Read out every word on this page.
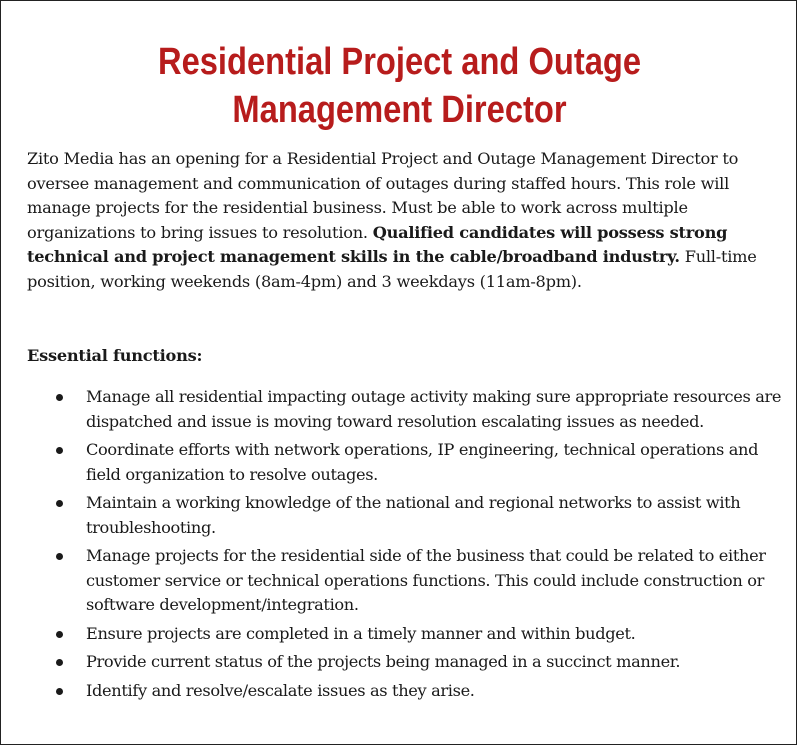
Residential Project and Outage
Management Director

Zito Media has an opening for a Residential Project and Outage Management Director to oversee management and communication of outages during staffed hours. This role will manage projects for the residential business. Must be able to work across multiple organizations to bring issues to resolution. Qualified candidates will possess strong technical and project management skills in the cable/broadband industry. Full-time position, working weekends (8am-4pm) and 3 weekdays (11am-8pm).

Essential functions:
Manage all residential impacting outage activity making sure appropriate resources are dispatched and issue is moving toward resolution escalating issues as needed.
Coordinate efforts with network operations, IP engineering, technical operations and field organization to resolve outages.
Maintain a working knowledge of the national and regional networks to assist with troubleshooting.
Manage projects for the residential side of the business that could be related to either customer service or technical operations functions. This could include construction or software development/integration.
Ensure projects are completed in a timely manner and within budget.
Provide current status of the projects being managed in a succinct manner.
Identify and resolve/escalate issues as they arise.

# # # # # # #

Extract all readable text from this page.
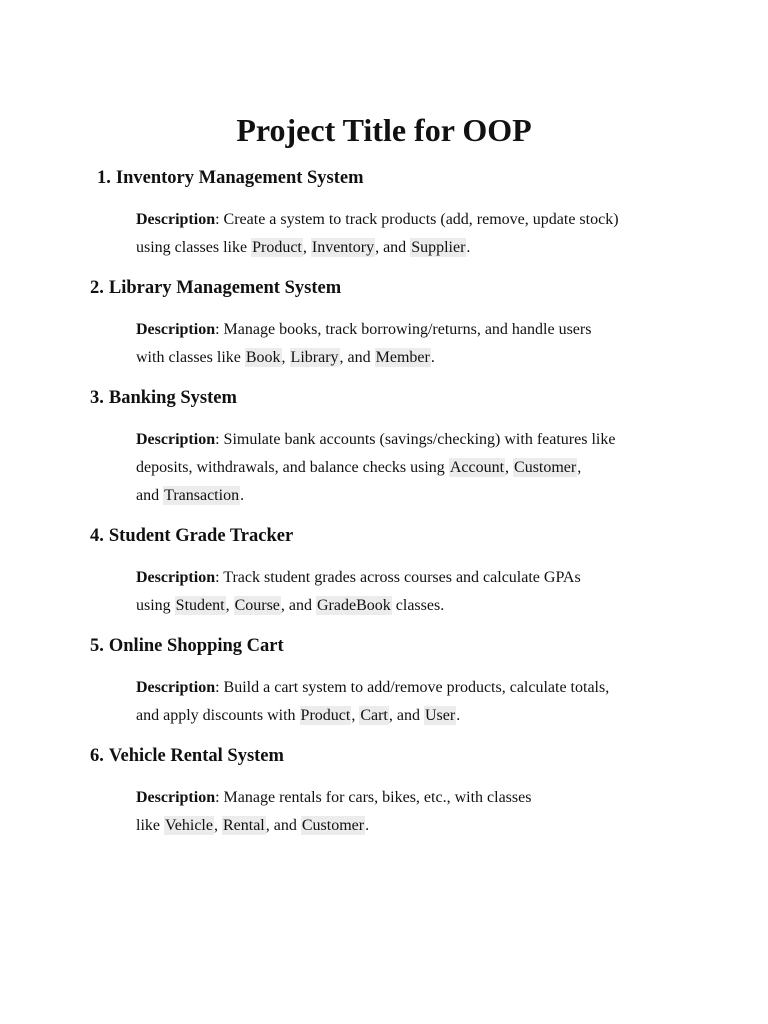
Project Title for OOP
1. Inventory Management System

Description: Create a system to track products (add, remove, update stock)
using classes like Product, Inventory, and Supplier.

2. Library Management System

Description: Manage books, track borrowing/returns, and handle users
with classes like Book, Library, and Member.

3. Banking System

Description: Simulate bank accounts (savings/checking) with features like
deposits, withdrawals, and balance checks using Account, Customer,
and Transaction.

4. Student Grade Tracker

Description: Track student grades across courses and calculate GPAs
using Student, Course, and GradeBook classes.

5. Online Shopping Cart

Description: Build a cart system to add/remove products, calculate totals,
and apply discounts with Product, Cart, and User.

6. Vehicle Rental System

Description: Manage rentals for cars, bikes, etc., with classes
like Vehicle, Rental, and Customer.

# # # # # # #

**WHAT THE TASK REQUIRES**.
In the listing, find every line containing the word "operations" and list it.

**EXERCISE RESULT**.
Coordinate efforts with network operations, IP engineering, technical operations and field organization to resolve outages.
Manage projects for the residential side of the business that could be related to either customer service or technical operations functions. This could include construction or software development/integration.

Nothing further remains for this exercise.